● **Given problem**
Write the material out again in full, word for word. Do not include the pictures.

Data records
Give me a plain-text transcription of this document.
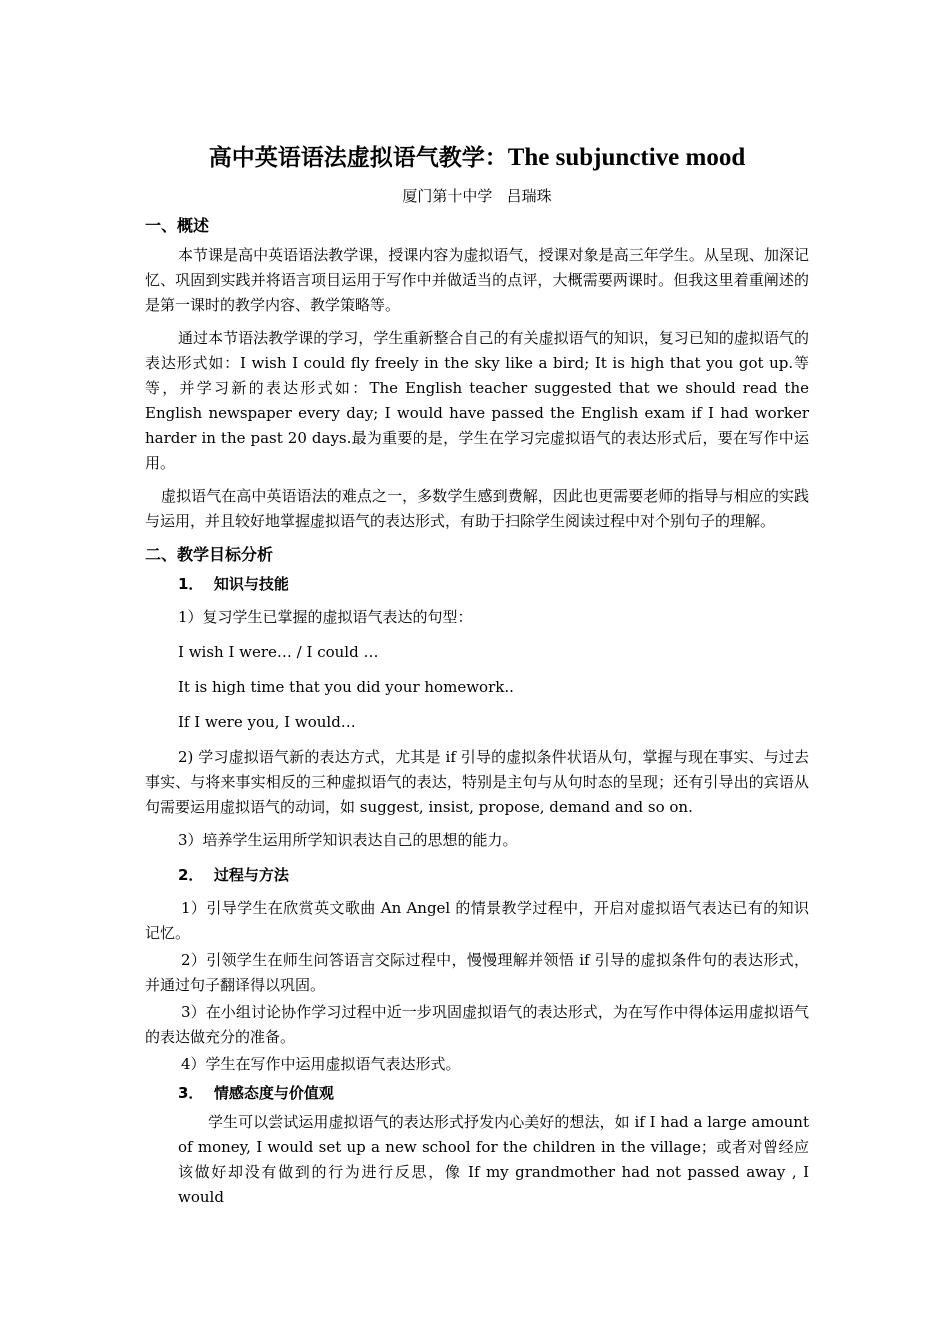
高中英语语法虚拟语气教学：The subjunctive mood
厦门第十中学   吕瑞珠
一、概述

本节课是高中英语语法教学课，授课内容为虚拟语气，授课对象是高三年学生。从呈现、加深记忆、巩固到实践并将语言项目运用于写作中并做适当的点评，大概需要两课时。但我这里着重阐述的是第一课时的教学内容、教学策略等。

通过本节语法教学课的学习，学生重新整合自己的有关虚拟语气的知识，复习已知的虚拟语气的表达形式如：I wish I could fly freely in the sky like a bird; It is high that you got up.等等，并学习新的表达形式如：The English teacher suggested that we should read the English newspaper every day; I would have passed the English exam if I had worker harder in the past 20 days.最为重要的是，学生在学习完虚拟语气的表达形式后，要在写作中运用。

虚拟语气在高中英语语法的难点之一，多数学生感到费解，因此也更需要老师的指导与相应的实践与运用，并且较好地掌握虚拟语气的表达形式，有助于扫除学生阅读过程中对个别句子的理解。

二、教学目标分析
1．  知识与技能
1）复习学生已掌握的虚拟语气表达的句型：
I wish I were… / I could …
It is high time that you did your homework..
If I were you, I would…

2) 学习虚拟语气新的表达方式，尤其是 if 引导的虚拟条件状语从句，掌握与现在事实、与过去事实、与将来事实相反的三种虚拟语气的表达，特别是主句与从句时态的呈现；还有引导出的宾语从句需要运用虚拟语气的动词，如 suggest, insist, propose, demand and so on.

3）培养学生运用所学知识表达自己的思想的能力。
2．  过程与方法

1）引导学生在欣赏英文歌曲 An Angel 的情景教学过程中，开启对虚拟语气表达已有的知识记忆。

2）引领学生在师生问答语言交际过程中，慢慢理解并领悟 if 引导的虚拟条件句的表达形式，并通过句子翻译得以巩固。

3）在小组讨论协作学习过程中近一步巩固虚拟语气的表达形式，为在写作中得体运用虚拟语气的表达做充分的准备。

4）学生在写作中运用虚拟语气表达形式。

3．  情感态度与价值观

学生可以尝试运用虚拟语气的表达形式抒发内心美好的想法，如 if I had a large amount of money, I would set up a new school for the children in the village；或者对曾经应该做好却没有做到的行为进行反思，像 If my grandmother had not passed away , I would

● **Task answer**
Give me a plain-text transcription of this document.
高中英语语法虚拟语气教学：The subjunctive mood
厦门第十中学   吕瑞珠
一、概述

本节课是高中英语语法教学课，授课内容为虚拟语气，授课对象是高三年学生。从呈现、加深记忆、巩固到实践并将语言项目运用于写作中并做适当的点评，大概需要两课时。但我这里着重阐述的是第一课时的教学内容、教学策略等。

通过本节语法教学课的学习，学生重新整合自己的有关虚拟语气的知识，复习已知的虚拟语气的表达形式如：I wish I could fly freely in the sky like a bird; It is high that you got up.等等，并学习新的表达形式如：The English teacher suggested that we should read the English newspaper every day; I would have passed the English exam if I had worker harder in the past 20 days.最为重要的是，学生在学习完虚拟语气的表达形式后，要在写作中运用。

虚拟语气在高中英语语法的难点之一，多数学生感到费解，因此也更需要老师的指导与相应的实践与运用，并且较好地掌握虚拟语气的表达形式，有助于扫除学生阅读过程中对个别句子的理解。

二、教学目标分析
1．  知识与技能
1）复习学生已掌握的虚拟语气表达的句型：
I wish I were… / I could …
It is high time that you did your homework..
If I were you, I would…

2) 学习虚拟语气新的表达方式，尤其是 if 引导的虚拟条件状语从句，掌握与现在事实、与过去事实、与将来事实相反的三种虚拟语气的表达，特别是主句与从句时态的呈现；还有引导出的宾语从句需要运用虚拟语气的动词，如 suggest, insist, propose, demand and so on.

3）培养学生运用所学知识表达自己的思想的能力。
2．  过程与方法

1）引导学生在欣赏英文歌曲 An Angel 的情景教学过程中，开启对虚拟语气表达已有的知识记忆。

2）引领学生在师生问答语言交际过程中，慢慢理解并领悟 if 引导的虚拟条件句的表达形式，并通过句子翻译得以巩固。

3）在小组讨论协作学习过程中近一步巩固虚拟语气的表达形式，为在写作中得体运用虚拟语气的表达做充分的准备。

4）学生在写作中运用虚拟语气表达形式。

3．  情感态度与价值观

学生可以尝试运用虚拟语气的表达形式抒发内心美好的想法，如 if I had a large amount of money, I would set up a new school for the children in the village；或者对曾经应该做好却没有做到的行为进行反思，像 If my grandmother had not passed away , I would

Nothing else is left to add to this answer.